------ PROVIDED PASSAGE
BANonymizer-PL is a fine-tuned HerBERT-large-cased model trained on a subset of BAN-PL. It specializes in detecting and anonymizing surnames and pseudonyms, grouped into a single class for enhanced accuracy in Polish-language social media content. This tool addresses growing ethical concerns regarding the publication of large-scale social media datasets containing personal information, including the names of public figures ooften targeted by toxic or offensive attacks. Unlike traditional NER-based tools, BANonymizer-PL is optimized to handle the linguistic nuances and spelling variations — both intentional and unintentional — that are prevalent in social media content, making it an invaluable resource for privacy-preserving applications.
It was chosen to merge surnames and pseudonyms into one class to improve the F1 score for the task of masking personal information, while staying in line with the general goal of the model. This decision was driven by the observation that the tested models frequently confused Polish pseudonyms with surnames. Treating these groups as a single label helped mitigate such ambiguities. The model was trained on a dataset of over 20,000 manually labeled samples and evaluated on a separate test set of more than 2,000 examples. After training, the model exhibited strong performance in identifying sensitive information, achieving high Precision, Recall, and F1-Score, all exceeding 0.8.
The model is accessible on Hugging Face.
------------
§ **TASK TO COMPLETE**:
Can you copy the BANonymizer-PL description word for word, from "It was chosen" to "all exceeding 0.8."?
------ RECORD EXTRACTS
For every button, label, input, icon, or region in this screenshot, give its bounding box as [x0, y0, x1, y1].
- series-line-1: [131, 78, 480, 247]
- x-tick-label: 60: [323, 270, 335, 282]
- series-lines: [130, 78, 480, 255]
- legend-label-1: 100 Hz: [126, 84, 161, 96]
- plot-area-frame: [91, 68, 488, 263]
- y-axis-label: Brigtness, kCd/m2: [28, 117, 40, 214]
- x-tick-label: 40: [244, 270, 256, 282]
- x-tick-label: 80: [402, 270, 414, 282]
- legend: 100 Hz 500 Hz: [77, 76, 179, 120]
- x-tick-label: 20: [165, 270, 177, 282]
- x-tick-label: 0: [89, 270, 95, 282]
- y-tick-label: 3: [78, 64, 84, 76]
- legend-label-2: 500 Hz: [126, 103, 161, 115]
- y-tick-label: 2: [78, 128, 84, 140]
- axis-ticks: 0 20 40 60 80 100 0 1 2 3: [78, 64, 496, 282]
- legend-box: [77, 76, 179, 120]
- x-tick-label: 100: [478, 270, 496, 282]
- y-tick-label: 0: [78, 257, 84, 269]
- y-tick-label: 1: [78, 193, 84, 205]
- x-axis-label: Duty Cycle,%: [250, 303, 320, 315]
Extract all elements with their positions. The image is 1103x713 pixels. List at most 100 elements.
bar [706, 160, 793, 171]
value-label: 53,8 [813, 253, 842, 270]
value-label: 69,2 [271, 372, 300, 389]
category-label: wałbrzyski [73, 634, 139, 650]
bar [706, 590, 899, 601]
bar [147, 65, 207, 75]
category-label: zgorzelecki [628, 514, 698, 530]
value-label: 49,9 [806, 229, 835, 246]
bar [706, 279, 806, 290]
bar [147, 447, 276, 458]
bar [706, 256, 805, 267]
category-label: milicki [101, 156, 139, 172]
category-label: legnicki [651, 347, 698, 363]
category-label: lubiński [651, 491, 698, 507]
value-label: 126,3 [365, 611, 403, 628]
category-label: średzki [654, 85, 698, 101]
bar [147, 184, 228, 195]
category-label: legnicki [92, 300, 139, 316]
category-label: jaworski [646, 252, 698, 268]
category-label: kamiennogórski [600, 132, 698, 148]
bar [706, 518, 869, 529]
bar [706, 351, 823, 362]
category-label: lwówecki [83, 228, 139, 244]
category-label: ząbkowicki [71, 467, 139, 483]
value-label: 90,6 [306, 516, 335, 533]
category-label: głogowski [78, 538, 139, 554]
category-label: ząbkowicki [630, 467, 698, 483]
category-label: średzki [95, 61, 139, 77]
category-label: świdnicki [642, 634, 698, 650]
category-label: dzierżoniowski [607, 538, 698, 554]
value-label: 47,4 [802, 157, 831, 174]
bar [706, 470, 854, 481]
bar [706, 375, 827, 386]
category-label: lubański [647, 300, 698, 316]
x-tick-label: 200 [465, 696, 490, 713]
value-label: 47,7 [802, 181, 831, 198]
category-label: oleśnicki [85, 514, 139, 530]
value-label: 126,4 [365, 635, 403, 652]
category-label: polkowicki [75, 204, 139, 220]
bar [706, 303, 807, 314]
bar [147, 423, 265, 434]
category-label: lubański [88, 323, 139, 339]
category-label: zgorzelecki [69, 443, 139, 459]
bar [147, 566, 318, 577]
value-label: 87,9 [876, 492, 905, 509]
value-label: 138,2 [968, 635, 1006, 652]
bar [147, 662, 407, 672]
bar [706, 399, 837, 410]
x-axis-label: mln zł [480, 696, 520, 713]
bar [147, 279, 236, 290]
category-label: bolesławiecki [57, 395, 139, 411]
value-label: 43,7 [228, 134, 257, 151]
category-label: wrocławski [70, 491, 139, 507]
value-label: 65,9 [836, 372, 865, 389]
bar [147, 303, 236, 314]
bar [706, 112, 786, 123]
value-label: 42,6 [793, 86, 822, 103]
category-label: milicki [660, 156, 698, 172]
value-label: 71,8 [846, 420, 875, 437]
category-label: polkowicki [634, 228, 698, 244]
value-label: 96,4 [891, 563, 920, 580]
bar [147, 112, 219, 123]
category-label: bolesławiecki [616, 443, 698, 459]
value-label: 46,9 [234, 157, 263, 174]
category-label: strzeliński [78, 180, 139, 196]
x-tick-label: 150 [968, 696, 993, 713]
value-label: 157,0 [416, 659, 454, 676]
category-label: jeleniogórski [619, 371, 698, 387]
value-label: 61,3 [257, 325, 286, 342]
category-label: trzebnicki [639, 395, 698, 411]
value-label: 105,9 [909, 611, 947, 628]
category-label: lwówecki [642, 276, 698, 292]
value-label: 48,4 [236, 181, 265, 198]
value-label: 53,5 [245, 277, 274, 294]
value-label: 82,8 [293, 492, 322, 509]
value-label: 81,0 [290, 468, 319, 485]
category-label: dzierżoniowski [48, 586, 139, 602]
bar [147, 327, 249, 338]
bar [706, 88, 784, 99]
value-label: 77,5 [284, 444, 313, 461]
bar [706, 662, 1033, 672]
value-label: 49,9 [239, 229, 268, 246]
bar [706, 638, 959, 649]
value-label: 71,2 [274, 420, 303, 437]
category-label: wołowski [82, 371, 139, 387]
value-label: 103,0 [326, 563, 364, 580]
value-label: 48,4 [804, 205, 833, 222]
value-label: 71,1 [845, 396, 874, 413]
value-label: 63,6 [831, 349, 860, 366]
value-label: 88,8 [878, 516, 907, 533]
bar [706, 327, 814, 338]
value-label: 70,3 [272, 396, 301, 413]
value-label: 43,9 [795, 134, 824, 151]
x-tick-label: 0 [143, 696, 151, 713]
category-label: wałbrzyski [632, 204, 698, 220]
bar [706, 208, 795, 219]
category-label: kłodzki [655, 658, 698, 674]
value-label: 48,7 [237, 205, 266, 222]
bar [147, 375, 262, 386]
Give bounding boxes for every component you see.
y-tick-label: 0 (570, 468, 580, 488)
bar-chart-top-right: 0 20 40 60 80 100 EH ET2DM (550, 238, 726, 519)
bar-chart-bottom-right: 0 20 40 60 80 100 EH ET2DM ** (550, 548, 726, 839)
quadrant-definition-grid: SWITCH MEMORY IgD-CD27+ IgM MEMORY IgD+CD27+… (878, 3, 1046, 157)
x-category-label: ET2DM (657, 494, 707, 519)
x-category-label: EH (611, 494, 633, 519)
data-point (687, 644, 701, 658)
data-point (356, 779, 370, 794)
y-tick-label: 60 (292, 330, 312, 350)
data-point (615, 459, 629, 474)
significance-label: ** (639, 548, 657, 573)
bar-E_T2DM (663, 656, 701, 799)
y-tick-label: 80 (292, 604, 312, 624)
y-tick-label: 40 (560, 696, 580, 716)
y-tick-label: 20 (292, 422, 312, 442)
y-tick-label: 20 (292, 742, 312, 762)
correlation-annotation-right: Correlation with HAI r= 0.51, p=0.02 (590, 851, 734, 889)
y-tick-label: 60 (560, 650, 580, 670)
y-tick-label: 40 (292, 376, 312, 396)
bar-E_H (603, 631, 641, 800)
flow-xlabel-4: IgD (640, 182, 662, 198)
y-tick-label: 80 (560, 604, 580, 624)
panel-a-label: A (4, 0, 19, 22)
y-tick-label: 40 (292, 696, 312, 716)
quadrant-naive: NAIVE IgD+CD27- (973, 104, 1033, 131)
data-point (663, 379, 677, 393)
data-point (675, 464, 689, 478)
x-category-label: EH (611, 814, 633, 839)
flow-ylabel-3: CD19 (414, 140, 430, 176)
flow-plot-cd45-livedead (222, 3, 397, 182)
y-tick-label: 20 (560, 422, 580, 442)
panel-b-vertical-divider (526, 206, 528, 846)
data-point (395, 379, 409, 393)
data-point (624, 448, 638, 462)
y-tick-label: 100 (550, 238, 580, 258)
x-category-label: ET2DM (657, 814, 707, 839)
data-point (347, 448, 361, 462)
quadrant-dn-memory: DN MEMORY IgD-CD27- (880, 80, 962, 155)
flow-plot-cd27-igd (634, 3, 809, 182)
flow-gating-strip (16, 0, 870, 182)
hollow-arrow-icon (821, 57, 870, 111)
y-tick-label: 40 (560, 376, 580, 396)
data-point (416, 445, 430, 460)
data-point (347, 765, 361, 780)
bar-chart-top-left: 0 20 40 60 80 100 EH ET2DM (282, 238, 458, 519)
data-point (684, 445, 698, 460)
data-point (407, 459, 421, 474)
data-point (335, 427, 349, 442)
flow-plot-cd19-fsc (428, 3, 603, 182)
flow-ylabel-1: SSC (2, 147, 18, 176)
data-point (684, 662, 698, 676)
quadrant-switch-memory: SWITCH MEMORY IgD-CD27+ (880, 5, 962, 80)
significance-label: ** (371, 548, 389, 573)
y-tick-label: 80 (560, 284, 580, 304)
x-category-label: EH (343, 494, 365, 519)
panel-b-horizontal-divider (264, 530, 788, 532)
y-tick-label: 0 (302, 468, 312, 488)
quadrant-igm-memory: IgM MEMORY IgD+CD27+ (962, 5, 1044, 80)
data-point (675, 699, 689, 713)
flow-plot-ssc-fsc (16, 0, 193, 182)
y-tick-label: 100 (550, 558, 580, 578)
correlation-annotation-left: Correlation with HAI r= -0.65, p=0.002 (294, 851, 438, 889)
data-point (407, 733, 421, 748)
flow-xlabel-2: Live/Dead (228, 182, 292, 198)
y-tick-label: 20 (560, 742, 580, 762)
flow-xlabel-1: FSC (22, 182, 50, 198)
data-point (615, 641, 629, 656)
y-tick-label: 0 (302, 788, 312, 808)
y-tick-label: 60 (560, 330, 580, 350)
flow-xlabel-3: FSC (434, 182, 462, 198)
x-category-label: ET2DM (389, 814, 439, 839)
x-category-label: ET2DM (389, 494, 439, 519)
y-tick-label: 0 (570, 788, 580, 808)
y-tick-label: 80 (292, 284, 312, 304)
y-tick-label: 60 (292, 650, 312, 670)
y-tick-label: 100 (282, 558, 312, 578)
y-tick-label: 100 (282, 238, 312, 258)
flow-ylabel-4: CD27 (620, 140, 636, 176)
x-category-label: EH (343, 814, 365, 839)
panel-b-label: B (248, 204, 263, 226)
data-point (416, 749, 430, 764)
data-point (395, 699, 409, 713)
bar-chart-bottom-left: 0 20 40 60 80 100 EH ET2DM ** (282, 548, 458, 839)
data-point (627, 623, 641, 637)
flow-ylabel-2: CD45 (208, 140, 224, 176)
------------
§ **ANSWER AREA**:
It was chosen to merge surnames and pseudonyms into one class to improve the F1 score for the task of masking personal information, while staying in line with the general goal of the model. This decision was driven by the observation that the tested models frequently confused Polish pseudonyms with surnames. Treating these groups as a single label helped mitigate such ambiguities. The model was trained on a dataset of over 20,000 manually labeled samples and evaluated on a separate test set of more than 2,000 examples. After training, the model exhibited strong performance in identifying sensitive information, achieving high Precision, Recall, and F1-Score, all exceeding 0.8.